* What the exercise asks: Work through the data line by line, gathering every line that has the word "Exchange".

* Material shown:

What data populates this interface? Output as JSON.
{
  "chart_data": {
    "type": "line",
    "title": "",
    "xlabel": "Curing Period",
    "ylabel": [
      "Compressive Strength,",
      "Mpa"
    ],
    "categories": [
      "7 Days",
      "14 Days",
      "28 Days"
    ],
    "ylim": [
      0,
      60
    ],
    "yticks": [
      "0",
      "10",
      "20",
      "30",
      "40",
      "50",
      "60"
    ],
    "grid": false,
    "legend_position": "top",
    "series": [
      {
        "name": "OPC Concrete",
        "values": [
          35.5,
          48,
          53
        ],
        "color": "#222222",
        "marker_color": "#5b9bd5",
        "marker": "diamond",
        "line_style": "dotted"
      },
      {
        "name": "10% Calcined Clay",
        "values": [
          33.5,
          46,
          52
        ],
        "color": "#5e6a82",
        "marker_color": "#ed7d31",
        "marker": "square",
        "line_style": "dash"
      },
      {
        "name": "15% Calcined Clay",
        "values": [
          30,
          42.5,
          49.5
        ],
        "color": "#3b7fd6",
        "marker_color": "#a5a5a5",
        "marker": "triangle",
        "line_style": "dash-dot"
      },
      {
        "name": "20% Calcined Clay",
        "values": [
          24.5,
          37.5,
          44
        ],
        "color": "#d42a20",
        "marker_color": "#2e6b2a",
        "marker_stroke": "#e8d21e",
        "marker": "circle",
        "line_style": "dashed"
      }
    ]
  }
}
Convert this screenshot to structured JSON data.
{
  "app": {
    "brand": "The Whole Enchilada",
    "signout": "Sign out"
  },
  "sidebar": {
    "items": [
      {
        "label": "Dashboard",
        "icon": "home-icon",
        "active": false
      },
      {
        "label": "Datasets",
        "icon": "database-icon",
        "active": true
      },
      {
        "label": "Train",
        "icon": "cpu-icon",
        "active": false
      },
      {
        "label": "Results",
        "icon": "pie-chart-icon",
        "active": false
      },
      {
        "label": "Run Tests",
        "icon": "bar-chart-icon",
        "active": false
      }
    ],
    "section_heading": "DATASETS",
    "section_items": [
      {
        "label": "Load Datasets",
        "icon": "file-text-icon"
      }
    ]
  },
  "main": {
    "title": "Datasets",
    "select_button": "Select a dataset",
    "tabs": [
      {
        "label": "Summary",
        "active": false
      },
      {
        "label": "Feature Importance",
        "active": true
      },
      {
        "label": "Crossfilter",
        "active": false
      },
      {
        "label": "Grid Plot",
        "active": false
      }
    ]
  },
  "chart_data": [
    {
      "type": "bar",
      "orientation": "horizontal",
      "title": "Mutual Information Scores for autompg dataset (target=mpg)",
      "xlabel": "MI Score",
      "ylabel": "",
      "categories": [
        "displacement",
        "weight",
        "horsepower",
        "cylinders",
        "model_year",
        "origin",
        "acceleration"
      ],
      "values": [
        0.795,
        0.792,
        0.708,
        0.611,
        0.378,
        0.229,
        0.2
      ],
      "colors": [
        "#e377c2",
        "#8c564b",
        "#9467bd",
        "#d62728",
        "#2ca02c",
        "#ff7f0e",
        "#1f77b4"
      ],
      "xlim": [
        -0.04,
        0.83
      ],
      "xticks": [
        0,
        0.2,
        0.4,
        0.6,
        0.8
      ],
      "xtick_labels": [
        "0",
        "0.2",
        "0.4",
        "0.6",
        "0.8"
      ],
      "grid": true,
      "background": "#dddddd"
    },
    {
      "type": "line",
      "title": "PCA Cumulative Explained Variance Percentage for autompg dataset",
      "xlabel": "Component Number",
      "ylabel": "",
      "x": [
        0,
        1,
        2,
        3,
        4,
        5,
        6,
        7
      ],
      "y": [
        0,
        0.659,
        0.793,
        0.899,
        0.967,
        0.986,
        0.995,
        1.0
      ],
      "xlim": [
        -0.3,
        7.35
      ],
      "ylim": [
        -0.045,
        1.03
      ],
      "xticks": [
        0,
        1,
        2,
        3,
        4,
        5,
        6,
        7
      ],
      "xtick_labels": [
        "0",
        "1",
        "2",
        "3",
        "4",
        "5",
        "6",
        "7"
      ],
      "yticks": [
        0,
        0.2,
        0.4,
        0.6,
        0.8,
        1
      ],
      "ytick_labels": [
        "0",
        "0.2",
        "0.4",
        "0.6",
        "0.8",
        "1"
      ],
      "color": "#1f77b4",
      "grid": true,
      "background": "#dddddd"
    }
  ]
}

---

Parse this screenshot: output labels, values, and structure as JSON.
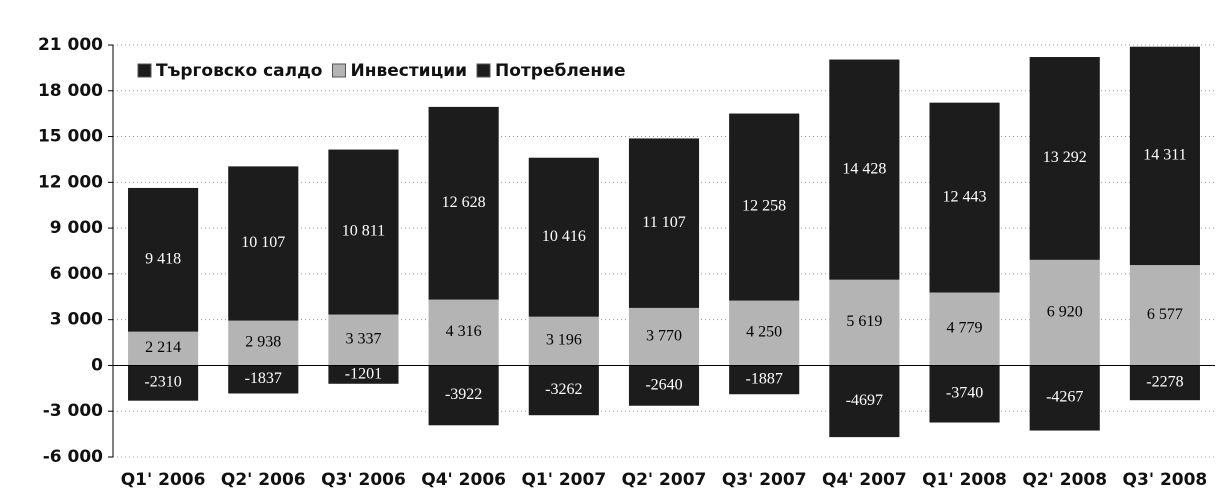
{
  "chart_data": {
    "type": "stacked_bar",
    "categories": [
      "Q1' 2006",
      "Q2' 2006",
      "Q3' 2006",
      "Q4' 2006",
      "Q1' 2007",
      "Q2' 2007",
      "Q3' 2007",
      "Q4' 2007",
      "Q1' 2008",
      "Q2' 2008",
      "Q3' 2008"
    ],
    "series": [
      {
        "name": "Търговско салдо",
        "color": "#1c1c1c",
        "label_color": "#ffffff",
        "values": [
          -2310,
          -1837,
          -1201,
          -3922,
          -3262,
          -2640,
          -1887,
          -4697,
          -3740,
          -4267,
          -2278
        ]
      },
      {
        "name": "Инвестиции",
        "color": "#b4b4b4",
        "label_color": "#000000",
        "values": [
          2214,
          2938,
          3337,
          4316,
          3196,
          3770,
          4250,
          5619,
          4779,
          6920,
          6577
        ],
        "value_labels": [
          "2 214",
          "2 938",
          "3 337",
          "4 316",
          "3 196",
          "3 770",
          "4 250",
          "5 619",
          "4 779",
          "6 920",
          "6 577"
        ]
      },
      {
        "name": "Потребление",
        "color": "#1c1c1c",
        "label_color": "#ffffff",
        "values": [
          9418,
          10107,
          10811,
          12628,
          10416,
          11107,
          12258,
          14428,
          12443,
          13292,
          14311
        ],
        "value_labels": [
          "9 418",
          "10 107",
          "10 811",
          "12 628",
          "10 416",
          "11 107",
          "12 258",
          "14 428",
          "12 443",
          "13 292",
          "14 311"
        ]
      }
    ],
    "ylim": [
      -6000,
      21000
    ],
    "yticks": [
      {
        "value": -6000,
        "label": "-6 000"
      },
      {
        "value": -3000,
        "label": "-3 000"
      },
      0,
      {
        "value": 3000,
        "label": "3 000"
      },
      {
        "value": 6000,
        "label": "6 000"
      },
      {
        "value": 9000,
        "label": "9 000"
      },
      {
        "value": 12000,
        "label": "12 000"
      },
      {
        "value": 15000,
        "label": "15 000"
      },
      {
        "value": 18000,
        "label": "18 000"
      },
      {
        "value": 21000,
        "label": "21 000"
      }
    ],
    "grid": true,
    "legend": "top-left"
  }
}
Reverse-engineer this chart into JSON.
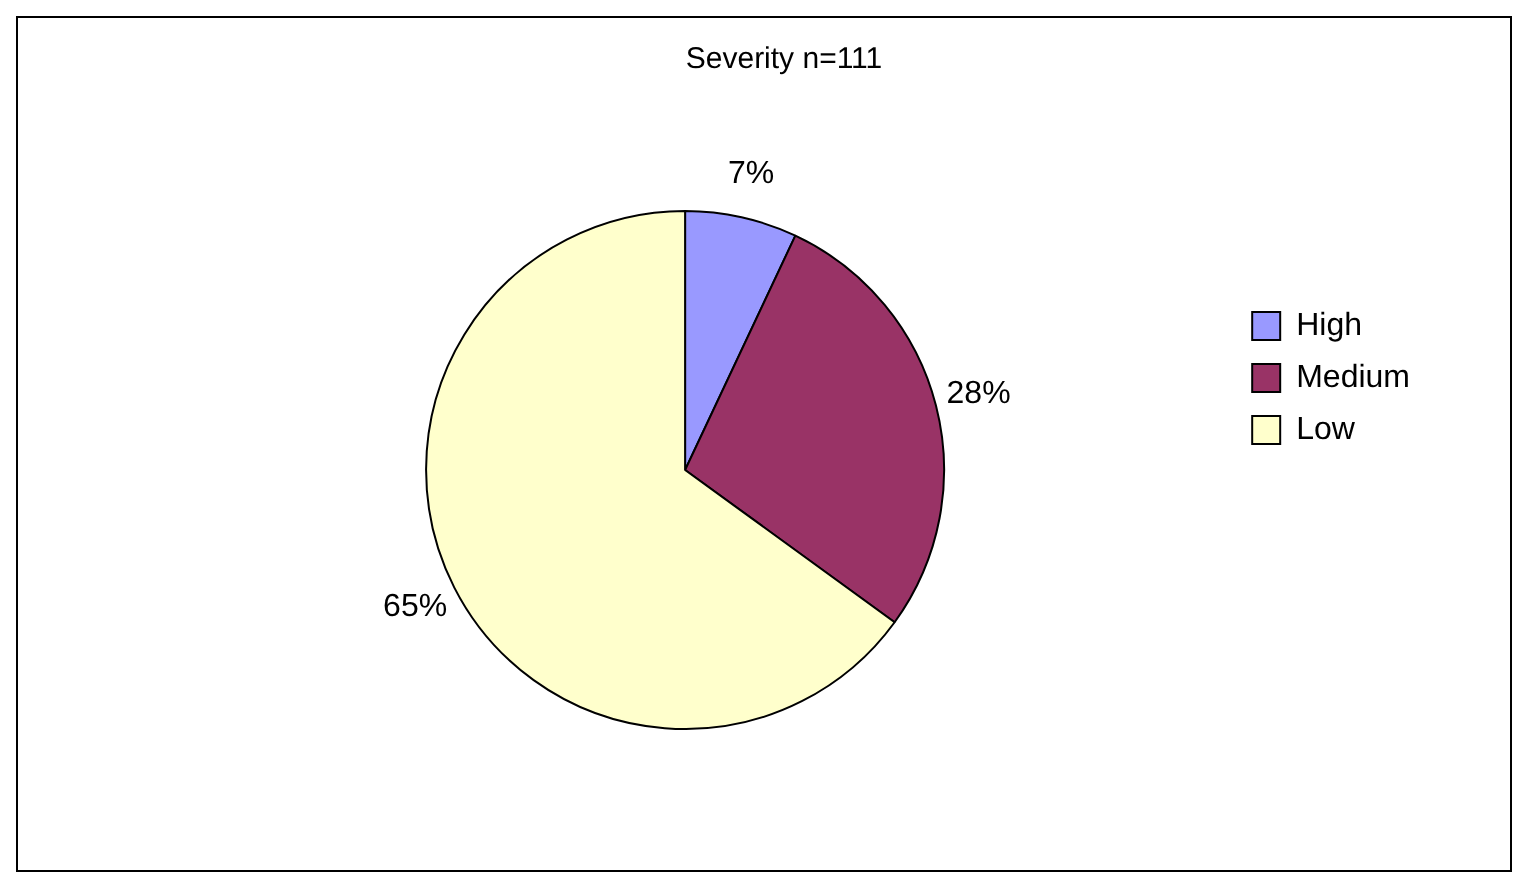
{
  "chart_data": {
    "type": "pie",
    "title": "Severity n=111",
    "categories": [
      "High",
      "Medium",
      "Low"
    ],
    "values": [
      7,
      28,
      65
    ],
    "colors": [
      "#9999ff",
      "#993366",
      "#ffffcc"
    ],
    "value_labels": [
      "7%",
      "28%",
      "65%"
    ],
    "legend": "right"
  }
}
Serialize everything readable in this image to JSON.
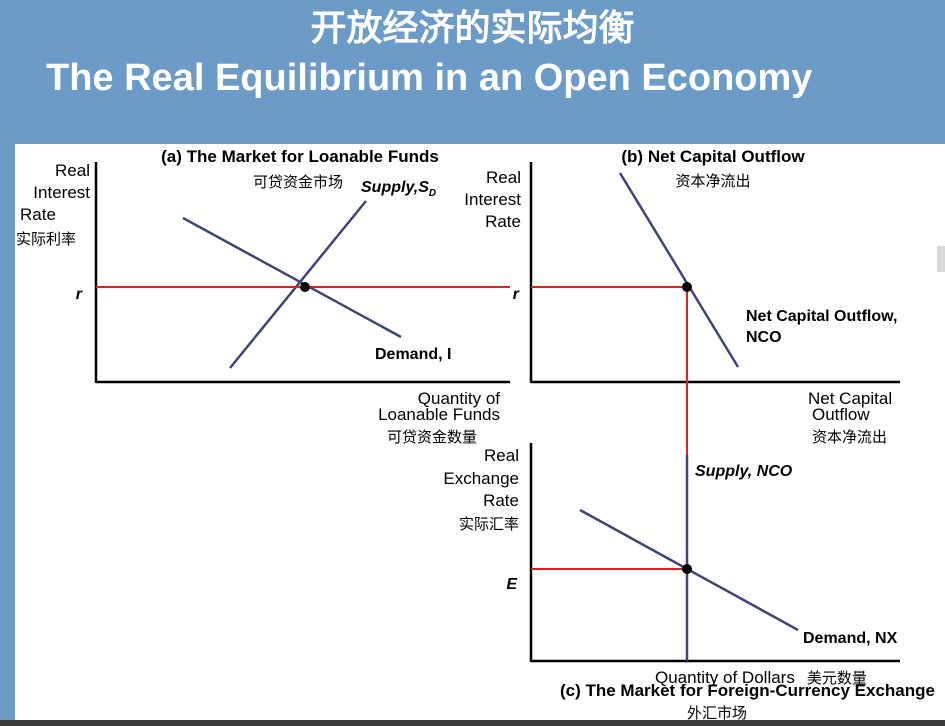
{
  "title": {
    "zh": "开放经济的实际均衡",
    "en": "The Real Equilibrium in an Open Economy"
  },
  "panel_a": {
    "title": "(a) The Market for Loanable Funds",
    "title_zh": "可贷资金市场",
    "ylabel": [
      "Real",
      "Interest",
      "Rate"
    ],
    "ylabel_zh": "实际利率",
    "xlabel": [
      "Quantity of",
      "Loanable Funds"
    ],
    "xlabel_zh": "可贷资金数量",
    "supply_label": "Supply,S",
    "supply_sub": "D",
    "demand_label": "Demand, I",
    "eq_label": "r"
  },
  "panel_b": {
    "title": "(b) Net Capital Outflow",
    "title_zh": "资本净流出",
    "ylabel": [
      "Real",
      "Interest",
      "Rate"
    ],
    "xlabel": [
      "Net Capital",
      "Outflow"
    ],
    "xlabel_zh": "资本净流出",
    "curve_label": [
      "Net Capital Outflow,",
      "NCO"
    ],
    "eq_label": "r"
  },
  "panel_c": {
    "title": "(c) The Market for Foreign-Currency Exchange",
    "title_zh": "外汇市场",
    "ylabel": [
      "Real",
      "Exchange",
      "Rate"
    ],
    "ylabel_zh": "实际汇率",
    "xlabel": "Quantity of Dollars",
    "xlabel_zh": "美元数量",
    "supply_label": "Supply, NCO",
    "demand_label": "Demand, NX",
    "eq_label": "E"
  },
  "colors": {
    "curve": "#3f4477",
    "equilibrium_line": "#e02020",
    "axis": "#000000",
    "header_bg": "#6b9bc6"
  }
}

* Exercise solution:
    "title": "(c) The Market for Foreign-Currency Exchange",
      "Exchange",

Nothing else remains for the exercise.